» AIM OF THE EXERCISE
Copy each line that contains the word "join".

(Stored data)
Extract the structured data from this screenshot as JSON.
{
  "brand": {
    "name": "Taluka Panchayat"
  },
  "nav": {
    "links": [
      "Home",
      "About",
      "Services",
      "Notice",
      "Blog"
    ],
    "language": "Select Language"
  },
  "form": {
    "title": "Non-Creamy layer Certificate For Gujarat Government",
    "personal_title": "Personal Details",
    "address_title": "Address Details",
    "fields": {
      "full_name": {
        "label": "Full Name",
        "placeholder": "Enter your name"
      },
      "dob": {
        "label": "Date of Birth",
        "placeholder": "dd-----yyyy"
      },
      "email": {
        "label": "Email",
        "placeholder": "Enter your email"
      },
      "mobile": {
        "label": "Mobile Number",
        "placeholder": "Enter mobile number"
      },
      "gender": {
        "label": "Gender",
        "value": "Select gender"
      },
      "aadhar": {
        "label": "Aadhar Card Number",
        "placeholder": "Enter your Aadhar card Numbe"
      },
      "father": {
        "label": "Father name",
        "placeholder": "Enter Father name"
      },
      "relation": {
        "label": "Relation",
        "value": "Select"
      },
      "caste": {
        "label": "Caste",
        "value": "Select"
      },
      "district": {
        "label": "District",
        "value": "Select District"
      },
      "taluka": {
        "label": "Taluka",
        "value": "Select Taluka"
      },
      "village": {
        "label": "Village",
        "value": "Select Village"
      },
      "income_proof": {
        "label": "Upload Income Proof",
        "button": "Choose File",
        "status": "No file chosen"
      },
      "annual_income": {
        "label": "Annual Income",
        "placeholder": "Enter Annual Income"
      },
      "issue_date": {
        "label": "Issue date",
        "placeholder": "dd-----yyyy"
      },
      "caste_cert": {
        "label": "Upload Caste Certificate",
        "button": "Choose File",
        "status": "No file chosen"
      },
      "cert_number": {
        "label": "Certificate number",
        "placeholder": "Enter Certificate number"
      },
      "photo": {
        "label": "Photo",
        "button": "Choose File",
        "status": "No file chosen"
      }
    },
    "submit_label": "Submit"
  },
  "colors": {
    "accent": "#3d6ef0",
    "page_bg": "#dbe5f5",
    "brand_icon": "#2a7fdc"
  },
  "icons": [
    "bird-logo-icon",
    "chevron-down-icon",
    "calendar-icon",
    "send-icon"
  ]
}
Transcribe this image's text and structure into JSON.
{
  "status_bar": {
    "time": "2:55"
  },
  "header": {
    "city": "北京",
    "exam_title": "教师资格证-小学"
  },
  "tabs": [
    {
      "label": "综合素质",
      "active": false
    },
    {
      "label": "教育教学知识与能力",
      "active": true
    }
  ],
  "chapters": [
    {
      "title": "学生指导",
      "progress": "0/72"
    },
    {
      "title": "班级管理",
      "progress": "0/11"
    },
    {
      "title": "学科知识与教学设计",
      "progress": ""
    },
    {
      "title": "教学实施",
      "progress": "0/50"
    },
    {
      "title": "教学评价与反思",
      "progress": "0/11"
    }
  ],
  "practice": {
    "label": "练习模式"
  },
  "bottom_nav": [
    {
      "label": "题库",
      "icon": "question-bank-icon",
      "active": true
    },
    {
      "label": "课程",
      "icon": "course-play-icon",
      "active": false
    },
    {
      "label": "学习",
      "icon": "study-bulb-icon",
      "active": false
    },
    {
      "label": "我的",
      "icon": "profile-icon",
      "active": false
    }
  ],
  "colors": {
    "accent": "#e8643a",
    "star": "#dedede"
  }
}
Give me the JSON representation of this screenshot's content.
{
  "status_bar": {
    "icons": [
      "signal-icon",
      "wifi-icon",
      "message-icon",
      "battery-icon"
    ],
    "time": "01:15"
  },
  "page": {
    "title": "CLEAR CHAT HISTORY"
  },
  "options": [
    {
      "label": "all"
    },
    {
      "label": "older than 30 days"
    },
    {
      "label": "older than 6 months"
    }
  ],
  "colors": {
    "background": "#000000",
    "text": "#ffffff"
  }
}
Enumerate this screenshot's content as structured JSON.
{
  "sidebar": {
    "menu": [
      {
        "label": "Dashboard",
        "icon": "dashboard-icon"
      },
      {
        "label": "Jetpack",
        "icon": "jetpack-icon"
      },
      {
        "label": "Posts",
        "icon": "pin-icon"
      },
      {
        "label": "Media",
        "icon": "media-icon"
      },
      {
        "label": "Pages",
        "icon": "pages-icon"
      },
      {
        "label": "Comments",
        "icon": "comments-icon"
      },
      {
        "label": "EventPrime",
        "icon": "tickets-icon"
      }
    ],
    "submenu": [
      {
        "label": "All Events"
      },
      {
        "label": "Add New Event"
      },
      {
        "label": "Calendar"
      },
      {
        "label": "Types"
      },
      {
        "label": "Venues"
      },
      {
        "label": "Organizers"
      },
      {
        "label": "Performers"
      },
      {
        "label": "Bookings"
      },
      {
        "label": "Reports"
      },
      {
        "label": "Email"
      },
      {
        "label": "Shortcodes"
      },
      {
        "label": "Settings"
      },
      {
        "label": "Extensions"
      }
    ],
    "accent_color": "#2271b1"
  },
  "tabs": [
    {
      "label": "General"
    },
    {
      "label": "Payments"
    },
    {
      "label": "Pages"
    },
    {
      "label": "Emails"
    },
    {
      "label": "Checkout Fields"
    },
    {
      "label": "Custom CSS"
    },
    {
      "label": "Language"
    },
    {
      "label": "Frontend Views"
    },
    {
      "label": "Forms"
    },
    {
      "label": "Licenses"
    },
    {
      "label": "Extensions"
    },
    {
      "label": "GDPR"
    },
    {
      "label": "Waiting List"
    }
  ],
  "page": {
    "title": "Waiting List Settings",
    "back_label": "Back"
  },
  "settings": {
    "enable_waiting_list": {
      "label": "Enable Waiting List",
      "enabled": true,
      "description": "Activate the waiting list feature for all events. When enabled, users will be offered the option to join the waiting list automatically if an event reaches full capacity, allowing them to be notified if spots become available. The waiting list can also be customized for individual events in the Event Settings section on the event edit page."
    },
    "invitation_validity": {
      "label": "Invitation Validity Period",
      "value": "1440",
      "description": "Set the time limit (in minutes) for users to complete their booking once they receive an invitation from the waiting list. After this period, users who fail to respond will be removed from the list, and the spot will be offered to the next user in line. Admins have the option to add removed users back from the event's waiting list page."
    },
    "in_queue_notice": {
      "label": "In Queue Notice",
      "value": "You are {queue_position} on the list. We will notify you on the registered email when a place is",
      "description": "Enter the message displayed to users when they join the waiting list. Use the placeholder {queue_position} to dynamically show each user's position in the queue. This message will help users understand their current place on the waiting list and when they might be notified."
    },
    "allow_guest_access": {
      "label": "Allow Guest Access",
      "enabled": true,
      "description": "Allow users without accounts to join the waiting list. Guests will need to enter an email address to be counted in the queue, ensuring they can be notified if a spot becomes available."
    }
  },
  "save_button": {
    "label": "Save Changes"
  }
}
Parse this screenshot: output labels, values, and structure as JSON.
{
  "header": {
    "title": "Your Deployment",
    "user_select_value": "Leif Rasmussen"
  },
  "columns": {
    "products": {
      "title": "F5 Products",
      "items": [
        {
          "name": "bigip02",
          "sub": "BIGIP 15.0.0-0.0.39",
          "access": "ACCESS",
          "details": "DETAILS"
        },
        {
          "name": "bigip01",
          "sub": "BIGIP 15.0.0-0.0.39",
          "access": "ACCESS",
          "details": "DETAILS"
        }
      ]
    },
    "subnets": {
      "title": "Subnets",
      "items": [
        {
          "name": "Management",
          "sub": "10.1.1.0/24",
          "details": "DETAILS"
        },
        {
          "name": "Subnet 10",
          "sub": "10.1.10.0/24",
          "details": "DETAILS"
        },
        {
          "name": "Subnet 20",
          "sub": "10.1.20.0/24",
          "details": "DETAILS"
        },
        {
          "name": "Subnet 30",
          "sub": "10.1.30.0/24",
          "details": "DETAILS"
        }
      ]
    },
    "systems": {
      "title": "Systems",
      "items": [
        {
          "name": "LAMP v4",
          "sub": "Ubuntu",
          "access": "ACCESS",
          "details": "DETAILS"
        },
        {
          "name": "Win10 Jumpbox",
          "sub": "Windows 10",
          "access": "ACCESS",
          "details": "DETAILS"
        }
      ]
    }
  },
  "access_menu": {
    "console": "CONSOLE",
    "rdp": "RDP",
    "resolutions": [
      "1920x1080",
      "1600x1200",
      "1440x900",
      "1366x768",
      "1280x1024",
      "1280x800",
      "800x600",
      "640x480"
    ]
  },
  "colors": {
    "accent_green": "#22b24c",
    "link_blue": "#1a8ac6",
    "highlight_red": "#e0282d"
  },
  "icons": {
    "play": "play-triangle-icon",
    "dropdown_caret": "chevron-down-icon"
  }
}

» TASK RESPONSE
      "description": "Activate the waiting list feature for all events. When enabled, users will be offered the option to join the waiting list automatically if an event reaches full capacity, allowing them to be notified if spots become available. The waiting list can also be customized for individual events in the Event Settings section on the event edit page."
      "description": "Enter the message displayed to users when they join the waiting list. Use the placeholder {queue_position} to dynamically show each user's position in the queue. This message will help users understand their current place on the waiting list and when they might be notified."
      "description": "Allow users without accounts to join the waiting list. Guests will need to enter an email address to be counted in the queue, ensuring they can be notified if a spot becomes available."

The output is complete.